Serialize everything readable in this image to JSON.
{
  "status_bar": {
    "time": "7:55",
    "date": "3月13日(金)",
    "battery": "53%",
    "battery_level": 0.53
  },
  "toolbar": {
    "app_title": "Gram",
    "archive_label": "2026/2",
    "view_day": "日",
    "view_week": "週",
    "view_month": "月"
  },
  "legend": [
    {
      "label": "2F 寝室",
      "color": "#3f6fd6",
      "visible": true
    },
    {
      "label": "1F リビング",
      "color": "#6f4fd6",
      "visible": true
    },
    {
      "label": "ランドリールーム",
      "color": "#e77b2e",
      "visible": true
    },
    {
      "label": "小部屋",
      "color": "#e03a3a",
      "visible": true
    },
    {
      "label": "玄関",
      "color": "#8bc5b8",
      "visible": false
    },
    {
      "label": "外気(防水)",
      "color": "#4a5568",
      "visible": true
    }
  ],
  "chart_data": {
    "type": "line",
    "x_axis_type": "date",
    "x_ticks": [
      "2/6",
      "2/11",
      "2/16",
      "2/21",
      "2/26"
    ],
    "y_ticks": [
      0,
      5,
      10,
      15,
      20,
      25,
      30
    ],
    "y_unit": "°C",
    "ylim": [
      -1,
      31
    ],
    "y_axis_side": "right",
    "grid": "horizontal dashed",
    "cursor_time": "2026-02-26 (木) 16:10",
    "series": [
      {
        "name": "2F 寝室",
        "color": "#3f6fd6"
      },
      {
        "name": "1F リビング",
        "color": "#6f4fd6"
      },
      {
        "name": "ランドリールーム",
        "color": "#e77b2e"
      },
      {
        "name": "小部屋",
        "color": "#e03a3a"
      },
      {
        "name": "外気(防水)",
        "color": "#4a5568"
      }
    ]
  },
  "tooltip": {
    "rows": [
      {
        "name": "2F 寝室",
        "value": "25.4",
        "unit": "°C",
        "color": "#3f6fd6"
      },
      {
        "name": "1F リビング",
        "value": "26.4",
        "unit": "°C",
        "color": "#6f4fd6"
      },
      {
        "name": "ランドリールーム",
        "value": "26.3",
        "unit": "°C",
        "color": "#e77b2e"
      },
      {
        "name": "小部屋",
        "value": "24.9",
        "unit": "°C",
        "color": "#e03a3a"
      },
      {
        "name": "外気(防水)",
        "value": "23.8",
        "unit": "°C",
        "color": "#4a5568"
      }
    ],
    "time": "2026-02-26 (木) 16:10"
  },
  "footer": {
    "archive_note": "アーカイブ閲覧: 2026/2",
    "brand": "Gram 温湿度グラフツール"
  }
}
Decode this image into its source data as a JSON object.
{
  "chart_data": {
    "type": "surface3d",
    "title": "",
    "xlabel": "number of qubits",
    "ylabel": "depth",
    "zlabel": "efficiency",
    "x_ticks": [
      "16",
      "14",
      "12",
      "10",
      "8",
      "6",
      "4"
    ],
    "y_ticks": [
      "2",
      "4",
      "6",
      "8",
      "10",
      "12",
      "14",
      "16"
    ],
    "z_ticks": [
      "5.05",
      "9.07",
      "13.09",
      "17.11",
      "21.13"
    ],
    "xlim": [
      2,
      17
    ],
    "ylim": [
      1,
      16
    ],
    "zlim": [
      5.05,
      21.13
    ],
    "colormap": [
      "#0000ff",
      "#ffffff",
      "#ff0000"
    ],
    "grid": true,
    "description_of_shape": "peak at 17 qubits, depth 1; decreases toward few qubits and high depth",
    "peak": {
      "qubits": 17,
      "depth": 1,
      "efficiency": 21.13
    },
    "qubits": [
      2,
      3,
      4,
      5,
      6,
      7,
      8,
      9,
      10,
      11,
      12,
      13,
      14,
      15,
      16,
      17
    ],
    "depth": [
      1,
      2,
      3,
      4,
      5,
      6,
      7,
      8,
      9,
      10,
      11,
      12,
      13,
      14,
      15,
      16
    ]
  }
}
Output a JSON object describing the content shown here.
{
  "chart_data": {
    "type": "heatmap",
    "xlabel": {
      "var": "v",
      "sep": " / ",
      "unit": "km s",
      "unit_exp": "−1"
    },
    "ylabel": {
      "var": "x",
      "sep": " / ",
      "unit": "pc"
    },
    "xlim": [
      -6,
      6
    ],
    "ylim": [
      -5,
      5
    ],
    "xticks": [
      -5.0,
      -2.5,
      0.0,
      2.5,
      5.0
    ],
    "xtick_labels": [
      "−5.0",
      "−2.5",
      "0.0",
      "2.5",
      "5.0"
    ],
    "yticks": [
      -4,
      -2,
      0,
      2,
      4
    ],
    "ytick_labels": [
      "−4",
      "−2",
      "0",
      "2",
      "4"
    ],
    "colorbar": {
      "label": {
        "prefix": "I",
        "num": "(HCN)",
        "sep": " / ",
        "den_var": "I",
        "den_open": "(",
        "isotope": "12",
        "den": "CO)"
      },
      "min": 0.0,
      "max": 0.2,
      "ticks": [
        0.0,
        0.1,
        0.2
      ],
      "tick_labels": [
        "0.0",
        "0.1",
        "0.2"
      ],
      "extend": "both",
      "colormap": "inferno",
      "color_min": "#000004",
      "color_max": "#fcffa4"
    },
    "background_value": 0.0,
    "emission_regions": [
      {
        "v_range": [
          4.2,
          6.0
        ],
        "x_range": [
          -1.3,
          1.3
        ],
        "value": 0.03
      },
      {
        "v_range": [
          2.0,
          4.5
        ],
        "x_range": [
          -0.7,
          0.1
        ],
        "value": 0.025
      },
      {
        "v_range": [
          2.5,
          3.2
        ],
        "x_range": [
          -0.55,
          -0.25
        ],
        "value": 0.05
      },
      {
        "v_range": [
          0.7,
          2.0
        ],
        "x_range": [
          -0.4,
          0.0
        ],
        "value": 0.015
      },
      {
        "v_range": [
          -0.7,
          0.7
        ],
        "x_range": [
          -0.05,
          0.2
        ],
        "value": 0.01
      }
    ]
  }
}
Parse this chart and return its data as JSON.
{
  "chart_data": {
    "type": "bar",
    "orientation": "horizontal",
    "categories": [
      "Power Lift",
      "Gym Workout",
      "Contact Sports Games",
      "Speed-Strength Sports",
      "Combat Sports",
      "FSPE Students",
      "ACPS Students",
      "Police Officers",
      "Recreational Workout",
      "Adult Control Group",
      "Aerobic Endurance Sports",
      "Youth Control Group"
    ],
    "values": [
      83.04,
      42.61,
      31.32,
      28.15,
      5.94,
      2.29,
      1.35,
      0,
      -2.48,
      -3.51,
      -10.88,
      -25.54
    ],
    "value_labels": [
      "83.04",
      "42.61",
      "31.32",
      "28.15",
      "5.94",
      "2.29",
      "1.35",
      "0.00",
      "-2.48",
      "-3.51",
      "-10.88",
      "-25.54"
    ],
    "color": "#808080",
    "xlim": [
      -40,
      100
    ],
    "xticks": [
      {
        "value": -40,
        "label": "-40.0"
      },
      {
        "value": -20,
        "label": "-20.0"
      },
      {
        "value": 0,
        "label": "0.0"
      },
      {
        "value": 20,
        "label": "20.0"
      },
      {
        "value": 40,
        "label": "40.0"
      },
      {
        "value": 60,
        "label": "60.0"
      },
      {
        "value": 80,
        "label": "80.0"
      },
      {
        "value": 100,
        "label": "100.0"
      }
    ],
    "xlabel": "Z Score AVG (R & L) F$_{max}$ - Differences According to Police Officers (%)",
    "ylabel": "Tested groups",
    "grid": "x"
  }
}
- - -
**WHAT YOU ARE ASKED TO DO**
Word for word, write out the data.

**RIGHT ANSWER**
Serialize everything readable in this image to JSON.
{
  "status_bar": {
    "time": "7:55",
    "date": "3月13日(金)",
    "battery": "53%",
    "battery_level": 0.53
  },
  "toolbar": {
    "app_title": "Gram",
    "archive_label": "2026/2",
    "view_day": "日",
    "view_week": "週",
    "view_month": "月"
  },
  "legend": [
    {
      "label": "2F 寝室",
      "color": "#3f6fd6",
      "visible": true
    },
    {
      "label": "1F リビング",
      "color": "#6f4fd6",
      "visible": true
    },
    {
      "label": "ランドリールーム",
      "color": "#e77b2e",
      "visible": true
    },
    {
      "label": "小部屋",
      "color": "#e03a3a",
      "visible": true
    },
    {
      "label": "玄関",
      "color": "#8bc5b8",
      "visible": false
    },
    {
      "label": "外気(防水)",
      "color": "#4a5568",
      "visible": true
    }
  ],
  "chart_data": {
    "type": "line",
    "x_axis_type": "date",
    "x_ticks": [
      "2/6",
      "2/11",
      "2/16",
      "2/21",
      "2/26"
    ],
    "y_ticks": [
      0,
      5,
      10,
      15,
      20,
      25,
      30
    ],
    "y_unit": "°C",
    "ylim": [
      -1,
      31
    ],
    "y_axis_side": "right",
    "grid": "horizontal dashed",
    "cursor_time": "2026-02-26 (木) 16:10",
    "series": [
      {
        "name": "2F 寝室",
        "color": "#3f6fd6"
      },
      {
        "name": "1F リビング",
        "color": "#6f4fd6"
      },
      {
        "name": "ランドリールーム",
        "color": "#e77b2e"
      },
      {
        "name": "小部屋",
        "color": "#e03a3a"
      },
      {
        "name": "外気(防水)",
        "color": "#4a5568"
      }
    ]
  },
  "tooltip": {
    "rows": [
      {
        "name": "2F 寝室",
        "value": "25.4",
        "unit": "°C",
        "color": "#3f6fd6"
      },
      {
        "name": "1F リビング",
        "value": "26.4",
        "unit": "°C",
        "color": "#6f4fd6"
      },
      {
        "name": "ランドリールーム",
        "value": "26.3",
        "unit": "°C",
        "color": "#e77b2e"
      },
      {
        "name": "小部屋",
        "value": "24.9",
        "unit": "°C",
        "color": "#e03a3a"
      },
      {
        "name": "外気(防水)",
        "value": "23.8",
        "unit": "°C",
        "color": "#4a5568"
      }
    ],
    "time": "2026-02-26 (木) 16:10"
  },
  "footer": {
    "archive_note": "アーカイブ閲覧: 2026/2",
    "brand": "Gram 温湿度グラフツール"
  }
}
Decode this image into its source data as a JSON object.
{
  "chart_data": {
    "type": "surface3d",
    "title": "",
    "xlabel": "number of qubits",
    "ylabel": "depth",
    "zlabel": "efficiency",
    "x_ticks": [
      "16",
      "14",
      "12",
      "10",
      "8",
      "6",
      "4"
    ],
    "y_ticks": [
      "2",
      "4",
      "6",
      "8",
      "10",
      "12",
      "14",
      "16"
    ],
    "z_ticks": [
      "5.05",
      "9.07",
      "13.09",
      "17.11",
      "21.13"
    ],
    "xlim": [
      2,
      17
    ],
    "ylim": [
      1,
      16
    ],
    "zlim": [
      5.05,
      21.13
    ],
    "colormap": [
      "#0000ff",
      "#ffffff",
      "#ff0000"
    ],
    "grid": true,
    "description_of_shape": "peak at 17 qubits, depth 1; decreases toward few qubits and high depth",
    "peak": {
      "qubits": 17,
      "depth": 1,
      "efficiency": 21.13
    },
    "qubits": [
      2,
      3,
      4,
      5,
      6,
      7,
      8,
      9,
      10,
      11,
      12,
      13,
      14,
      15,
      16,
      17
    ],
    "depth": [
      1,
      2,
      3,
      4,
      5,
      6,
      7,
      8,
      9,
      10,
      11,
      12,
      13,
      14,
      15,
      16
    ]
  }
}
Output a JSON object describing the content shown here.
{
  "chart_data": {
    "type": "heatmap",
    "xlabel": {
      "var": "v",
      "sep": " / ",
      "unit": "km s",
      "unit_exp": "−1"
    },
    "ylabel": {
      "var": "x",
      "sep": " / ",
      "unit": "pc"
    },
    "xlim": [
      -6,
      6
    ],
    "ylim": [
      -5,
      5
    ],
    "xticks": [
      -5.0,
      -2.5,
      0.0,
      2.5,
      5.0
    ],
    "xtick_labels": [
      "−5.0",
      "−2.5",
      "0.0",
      "2.5",
      "5.0"
    ],
    "yticks": [
      -4,
      -2,
      0,
      2,
      4
    ],
    "ytick_labels": [
      "−4",
      "−2",
      "0",
      "2",
      "4"
    ],
    "colorbar": {
      "label": {
        "prefix": "I",
        "num": "(HCN)",
        "sep": " / ",
        "den_var": "I",
        "den_open": "(",
        "isotope": "12",
        "den": "CO)"
      },
      "min": 0.0,
      "max": 0.2,
      "ticks": [
        0.0,
        0.1,
        0.2
      ],
      "tick_labels": [
        "0.0",
        "0.1",
        "0.2"
      ],
      "extend": "both",
      "colormap": "inferno",
      "color_min": "#000004",
      "color_max": "#fcffa4"
    },
    "background_value": 0.0,
    "emission_regions": [
      {
        "v_range": [
          4.2,
          6.0
        ],
        "x_range": [
          -1.3,
          1.3
        ],
        "value": 0.03
      },
      {
        "v_range": [
          2.0,
          4.5
        ],
        "x_range": [
          -0.7,
          0.1
        ],
        "value": 0.025
      },
      {
        "v_range": [
          2.5,
          3.2
        ],
        "x_range": [
          -0.55,
          -0.25
        ],
        "value": 0.05
      },
      {
        "v_range": [
          0.7,
          2.0
        ],
        "x_range": [
          -0.4,
          0.0
        ],
        "value": 0.015
      },
      {
        "v_range": [
          -0.7,
          0.7
        ],
        "x_range": [
          -0.05,
          0.2
        ],
        "value": 0.01
      }
    ]
  }
}
Parse this chart and return its data as JSON.
{
  "chart_data": {
    "type": "bar",
    "orientation": "horizontal",
    "categories": [
      "Power Lift",
      "Gym Workout",
      "Contact Sports Games",
      "Speed-Strength Sports",
      "Combat Sports",
      "FSPE Students",
      "ACPS Students",
      "Police Officers",
      "Recreational Workout",
      "Adult Control Group",
      "Aerobic Endurance Sports",
      "Youth Control Group"
    ],
    "values": [
      83.04,
      42.61,
      31.32,
      28.15,
      5.94,
      2.29,
      1.35,
      0,
      -2.48,
      -3.51,
      -10.88,
      -25.54
    ],
    "value_labels": [
      "83.04",
      "42.61",
      "31.32",
      "28.15",
      "5.94",
      "2.29",
      "1.35",
      "0.00",
      "-2.48",
      "-3.51",
      "-10.88",
      "-25.54"
    ],
    "color": "#808080",
    "xlim": [
      -40,
      100
    ],
    "xticks": [
      {
        "value": -40,
        "label": "-40.0"
      },
      {
        "value": -20,
        "label": "-20.0"
      },
      {
        "value": 0,
        "label": "0.0"
      },
      {
        "value": 20,
        "label": "20.0"
      },
      {
        "value": 40,
        "label": "40.0"
      },
      {
        "value": 60,
        "label": "60.0"
      },
      {
        "value": 80,
        "label": "80.0"
      },
      {
        "value": 100,
        "label": "100.0"
      }
    ],
    "xlabel": "Z Score AVG (R & L) F$_{max}$ - Differences According to Police Officers (%)",
    "ylabel": "Tested groups",
    "grid": "x"
  }
}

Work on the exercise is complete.